==== Selected text

Studio album by Rikki Rockett
- Released: January 7, 2003
- Recorded: 1999–2003
- Genre: Glam rock, punk rock, hard rock
- Length: 43:18
- Label: Slave To The Rhythm Productions, Inc

Rikki Rockett chronology
|  | Glitter 4 Your Soul (2003) | Devil City Angels (2015) |

= Glitter 4 Your Soul =

Glitter 4 Your Soul is the debut studio album by Poison drummer Rikki Rockett, released in 2003 (and reissued in 2008). The record features former Poison band member Blues Saraceno on guitars also Poison front man Bret Michaels provides lead vocals for "Tear it Down" and Rikki Rockett himself sings his first lead vocal on "Life's a Gas".

The rest of the lead vocals are performed by Rikki's friends (other L.A musicians) such as Marc Minarik from Zenjin, Lucy Levinsohn from Evolove and Dick Swagger from The Hollywood Stones. The album is a tribute to 1970s glam rock.

==Track listing==
1. "Action" (Sweet cover) (3:38)
2. "Fame" (David Bowie cover) (4:23)
3. "Do You Wanna Touch Me" (Gary Glitter cover) (3:24)
4. "Tear It Down" (Starz cover) (3:06)

========

Job: Please quote the passage from the Glitter 4 Your Soul article word for word, starting at the words "Rikki Rockett chronology" and stopping after "(Sweet cover) (3:38)".

==== Material

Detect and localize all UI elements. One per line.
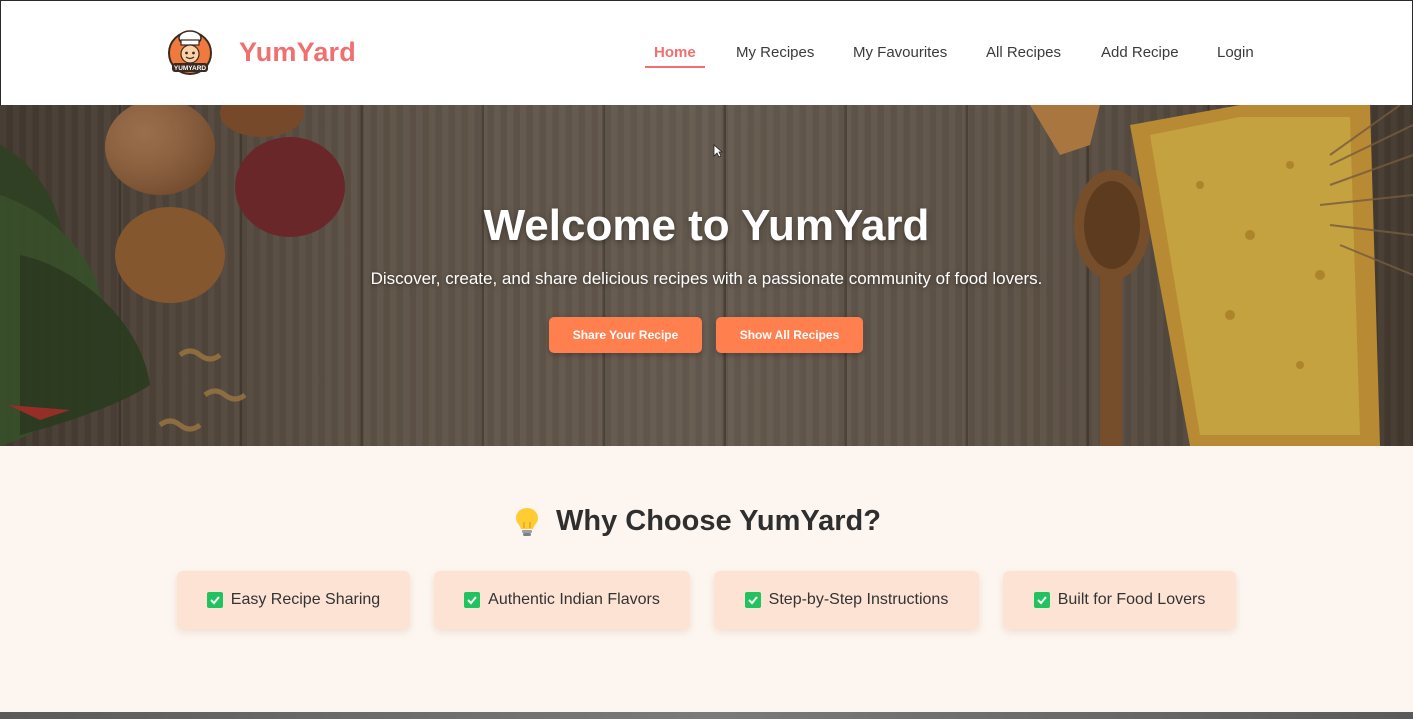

========

Full output:
Rikki Rockett chronology
|  | Glitter 4 Your Soul (2003) | Devil City Angels (2015) |

= Glitter 4 Your Soul =

Glitter 4 Your Soul is the debut studio album by Poison drummer Rikki Rockett, released in 2003 (and reissued in 2008). The record features former Poison band member Blues Saraceno on guitars also Poison front man Bret Michaels provides lead vocals for "Tear it Down" and Rikki Rockett himself sings his first lead vocal on "Life's a Gas".

The rest of the lead vocals are performed by Rikki's friends (other L.A musicians) such as Marc Minarik from Zenjin, Lucy Levinsohn from Evolove and Dick Swagger from The Hollywood Stones. The album is a tribute to 1970s glam rock.

==Track listing==
1. "Action" (Sweet cover) (3:38)